▶ **Exercise aim**
Copy out each line of the data holding "about".

#####

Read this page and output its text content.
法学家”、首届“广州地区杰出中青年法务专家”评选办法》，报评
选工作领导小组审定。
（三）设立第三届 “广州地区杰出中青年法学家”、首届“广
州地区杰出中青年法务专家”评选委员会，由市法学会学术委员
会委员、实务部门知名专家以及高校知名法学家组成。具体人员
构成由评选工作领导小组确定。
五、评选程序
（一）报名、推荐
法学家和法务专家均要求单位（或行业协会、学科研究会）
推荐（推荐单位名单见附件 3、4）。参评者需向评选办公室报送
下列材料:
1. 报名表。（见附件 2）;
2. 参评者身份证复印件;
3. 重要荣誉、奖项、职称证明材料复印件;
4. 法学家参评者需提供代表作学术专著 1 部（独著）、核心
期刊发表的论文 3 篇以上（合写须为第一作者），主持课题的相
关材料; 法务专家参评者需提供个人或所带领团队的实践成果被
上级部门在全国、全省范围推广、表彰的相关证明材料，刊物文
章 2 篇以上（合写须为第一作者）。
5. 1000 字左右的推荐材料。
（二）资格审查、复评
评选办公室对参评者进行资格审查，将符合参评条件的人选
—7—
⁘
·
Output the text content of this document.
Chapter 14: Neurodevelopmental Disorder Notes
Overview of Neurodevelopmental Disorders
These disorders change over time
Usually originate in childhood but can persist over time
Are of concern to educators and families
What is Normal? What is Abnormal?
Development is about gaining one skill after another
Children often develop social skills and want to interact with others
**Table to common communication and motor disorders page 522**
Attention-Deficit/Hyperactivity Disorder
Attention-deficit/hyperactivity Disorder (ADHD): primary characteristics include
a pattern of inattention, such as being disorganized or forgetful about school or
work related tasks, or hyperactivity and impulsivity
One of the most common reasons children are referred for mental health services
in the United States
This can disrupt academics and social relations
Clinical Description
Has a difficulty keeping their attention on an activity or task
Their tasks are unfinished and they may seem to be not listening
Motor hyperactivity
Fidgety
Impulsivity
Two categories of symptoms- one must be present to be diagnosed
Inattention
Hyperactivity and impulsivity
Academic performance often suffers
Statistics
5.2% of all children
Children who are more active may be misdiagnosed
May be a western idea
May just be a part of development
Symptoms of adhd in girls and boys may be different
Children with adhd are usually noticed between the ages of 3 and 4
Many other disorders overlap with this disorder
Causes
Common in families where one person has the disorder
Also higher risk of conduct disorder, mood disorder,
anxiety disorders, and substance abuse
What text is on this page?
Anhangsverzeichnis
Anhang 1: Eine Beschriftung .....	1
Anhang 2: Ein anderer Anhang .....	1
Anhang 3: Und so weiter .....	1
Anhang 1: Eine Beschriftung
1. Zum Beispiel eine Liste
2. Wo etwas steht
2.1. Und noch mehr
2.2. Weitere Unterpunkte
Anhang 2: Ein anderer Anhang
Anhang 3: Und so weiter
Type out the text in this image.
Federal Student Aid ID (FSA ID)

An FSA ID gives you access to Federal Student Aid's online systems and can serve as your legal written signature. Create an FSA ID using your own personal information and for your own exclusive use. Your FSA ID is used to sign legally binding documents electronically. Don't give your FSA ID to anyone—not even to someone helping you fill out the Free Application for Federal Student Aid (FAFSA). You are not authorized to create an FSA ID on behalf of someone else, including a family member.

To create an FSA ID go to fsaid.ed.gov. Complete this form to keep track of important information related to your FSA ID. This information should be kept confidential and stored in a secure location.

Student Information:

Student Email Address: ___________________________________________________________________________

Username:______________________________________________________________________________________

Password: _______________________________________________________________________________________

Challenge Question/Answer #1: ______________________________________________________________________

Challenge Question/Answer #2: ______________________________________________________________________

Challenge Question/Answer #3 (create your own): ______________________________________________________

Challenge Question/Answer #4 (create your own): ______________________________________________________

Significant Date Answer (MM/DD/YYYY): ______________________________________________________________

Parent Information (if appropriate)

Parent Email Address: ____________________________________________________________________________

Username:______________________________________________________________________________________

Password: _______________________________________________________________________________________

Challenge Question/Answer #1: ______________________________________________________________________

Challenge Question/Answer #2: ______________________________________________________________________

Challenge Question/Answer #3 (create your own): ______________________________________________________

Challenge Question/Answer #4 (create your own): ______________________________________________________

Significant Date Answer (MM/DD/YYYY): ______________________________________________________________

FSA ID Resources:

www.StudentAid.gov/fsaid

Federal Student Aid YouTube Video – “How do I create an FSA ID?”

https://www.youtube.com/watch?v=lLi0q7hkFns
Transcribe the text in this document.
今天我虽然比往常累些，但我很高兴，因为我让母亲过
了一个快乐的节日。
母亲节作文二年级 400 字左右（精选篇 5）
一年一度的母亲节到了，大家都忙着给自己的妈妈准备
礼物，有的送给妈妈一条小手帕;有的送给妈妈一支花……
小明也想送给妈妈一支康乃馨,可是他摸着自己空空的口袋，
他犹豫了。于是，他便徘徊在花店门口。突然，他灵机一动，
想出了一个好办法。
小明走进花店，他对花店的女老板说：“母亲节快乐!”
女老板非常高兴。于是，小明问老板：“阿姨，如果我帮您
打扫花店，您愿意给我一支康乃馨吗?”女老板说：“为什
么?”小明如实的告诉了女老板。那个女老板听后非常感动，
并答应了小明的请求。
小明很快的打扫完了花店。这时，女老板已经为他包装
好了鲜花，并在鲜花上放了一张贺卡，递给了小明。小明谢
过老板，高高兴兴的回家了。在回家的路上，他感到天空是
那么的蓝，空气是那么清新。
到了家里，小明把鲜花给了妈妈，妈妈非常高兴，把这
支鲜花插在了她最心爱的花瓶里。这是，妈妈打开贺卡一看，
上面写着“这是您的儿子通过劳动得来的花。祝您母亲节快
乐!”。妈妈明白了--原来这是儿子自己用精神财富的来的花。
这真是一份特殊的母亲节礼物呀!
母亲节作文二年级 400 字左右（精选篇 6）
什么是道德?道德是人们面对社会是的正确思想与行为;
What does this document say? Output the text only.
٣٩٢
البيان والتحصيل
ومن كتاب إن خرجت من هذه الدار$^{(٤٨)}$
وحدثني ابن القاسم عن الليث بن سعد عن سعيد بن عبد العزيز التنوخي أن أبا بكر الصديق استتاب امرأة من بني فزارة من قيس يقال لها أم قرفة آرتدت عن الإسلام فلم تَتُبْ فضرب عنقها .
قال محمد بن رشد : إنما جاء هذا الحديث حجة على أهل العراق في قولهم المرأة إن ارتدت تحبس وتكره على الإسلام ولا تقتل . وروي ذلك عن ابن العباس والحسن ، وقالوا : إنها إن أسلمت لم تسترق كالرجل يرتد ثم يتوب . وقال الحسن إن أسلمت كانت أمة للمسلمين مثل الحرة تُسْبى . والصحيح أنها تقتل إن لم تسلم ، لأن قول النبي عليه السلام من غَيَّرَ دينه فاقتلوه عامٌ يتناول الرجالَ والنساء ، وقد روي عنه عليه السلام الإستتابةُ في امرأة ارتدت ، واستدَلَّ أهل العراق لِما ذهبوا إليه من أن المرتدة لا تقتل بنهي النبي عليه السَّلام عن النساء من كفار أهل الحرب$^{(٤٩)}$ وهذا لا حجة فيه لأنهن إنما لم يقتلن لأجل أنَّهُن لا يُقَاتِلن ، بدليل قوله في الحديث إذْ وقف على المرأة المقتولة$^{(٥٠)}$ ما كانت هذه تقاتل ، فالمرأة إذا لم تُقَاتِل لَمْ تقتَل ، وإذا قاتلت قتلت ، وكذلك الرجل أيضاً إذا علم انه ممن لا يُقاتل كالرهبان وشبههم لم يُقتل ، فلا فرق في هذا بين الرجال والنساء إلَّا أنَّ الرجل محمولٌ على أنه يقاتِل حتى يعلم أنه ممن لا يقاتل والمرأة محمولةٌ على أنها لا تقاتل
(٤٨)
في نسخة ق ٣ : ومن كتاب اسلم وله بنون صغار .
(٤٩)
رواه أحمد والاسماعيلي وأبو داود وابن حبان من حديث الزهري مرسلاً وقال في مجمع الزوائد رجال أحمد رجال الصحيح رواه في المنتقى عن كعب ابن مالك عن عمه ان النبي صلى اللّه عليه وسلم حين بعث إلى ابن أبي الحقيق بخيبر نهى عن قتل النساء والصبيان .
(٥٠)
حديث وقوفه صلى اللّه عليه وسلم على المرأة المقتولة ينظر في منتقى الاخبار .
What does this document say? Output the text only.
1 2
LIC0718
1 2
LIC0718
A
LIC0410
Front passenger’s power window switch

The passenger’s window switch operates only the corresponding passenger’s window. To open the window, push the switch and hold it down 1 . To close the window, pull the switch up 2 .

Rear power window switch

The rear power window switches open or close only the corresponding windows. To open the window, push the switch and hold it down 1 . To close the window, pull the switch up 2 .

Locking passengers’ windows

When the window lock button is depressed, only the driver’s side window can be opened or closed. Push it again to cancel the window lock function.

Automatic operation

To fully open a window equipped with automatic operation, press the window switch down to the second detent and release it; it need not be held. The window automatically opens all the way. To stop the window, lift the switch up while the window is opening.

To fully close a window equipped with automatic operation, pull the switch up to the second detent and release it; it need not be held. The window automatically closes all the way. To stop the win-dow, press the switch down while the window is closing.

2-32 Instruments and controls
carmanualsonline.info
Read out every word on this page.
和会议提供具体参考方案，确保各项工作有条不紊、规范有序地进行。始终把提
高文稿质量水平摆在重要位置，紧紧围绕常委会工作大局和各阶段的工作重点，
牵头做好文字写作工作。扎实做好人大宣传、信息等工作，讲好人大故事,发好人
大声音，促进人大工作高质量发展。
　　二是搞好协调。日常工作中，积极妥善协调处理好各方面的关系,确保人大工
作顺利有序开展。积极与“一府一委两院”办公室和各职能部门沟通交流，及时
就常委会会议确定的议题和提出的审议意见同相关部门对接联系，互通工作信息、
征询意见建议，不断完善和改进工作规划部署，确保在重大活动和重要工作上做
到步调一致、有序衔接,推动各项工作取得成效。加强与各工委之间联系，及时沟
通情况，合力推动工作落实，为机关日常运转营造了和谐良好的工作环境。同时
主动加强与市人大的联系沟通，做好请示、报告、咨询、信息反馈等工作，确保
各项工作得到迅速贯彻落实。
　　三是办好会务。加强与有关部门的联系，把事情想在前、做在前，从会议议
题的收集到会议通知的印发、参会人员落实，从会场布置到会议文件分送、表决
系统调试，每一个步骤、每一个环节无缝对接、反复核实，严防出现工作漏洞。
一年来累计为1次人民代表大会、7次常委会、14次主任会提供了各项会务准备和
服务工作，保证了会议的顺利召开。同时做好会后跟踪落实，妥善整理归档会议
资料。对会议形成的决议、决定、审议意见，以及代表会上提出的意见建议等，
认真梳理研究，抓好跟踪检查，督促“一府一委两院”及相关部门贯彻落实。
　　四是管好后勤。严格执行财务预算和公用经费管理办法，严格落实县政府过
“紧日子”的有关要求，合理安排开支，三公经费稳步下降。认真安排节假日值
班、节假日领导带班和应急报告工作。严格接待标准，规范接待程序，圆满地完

#####

▶ **Exercise result**
Development is about gaining one skill after another
a pattern of inattention, such as being disorganized or forgetful about school or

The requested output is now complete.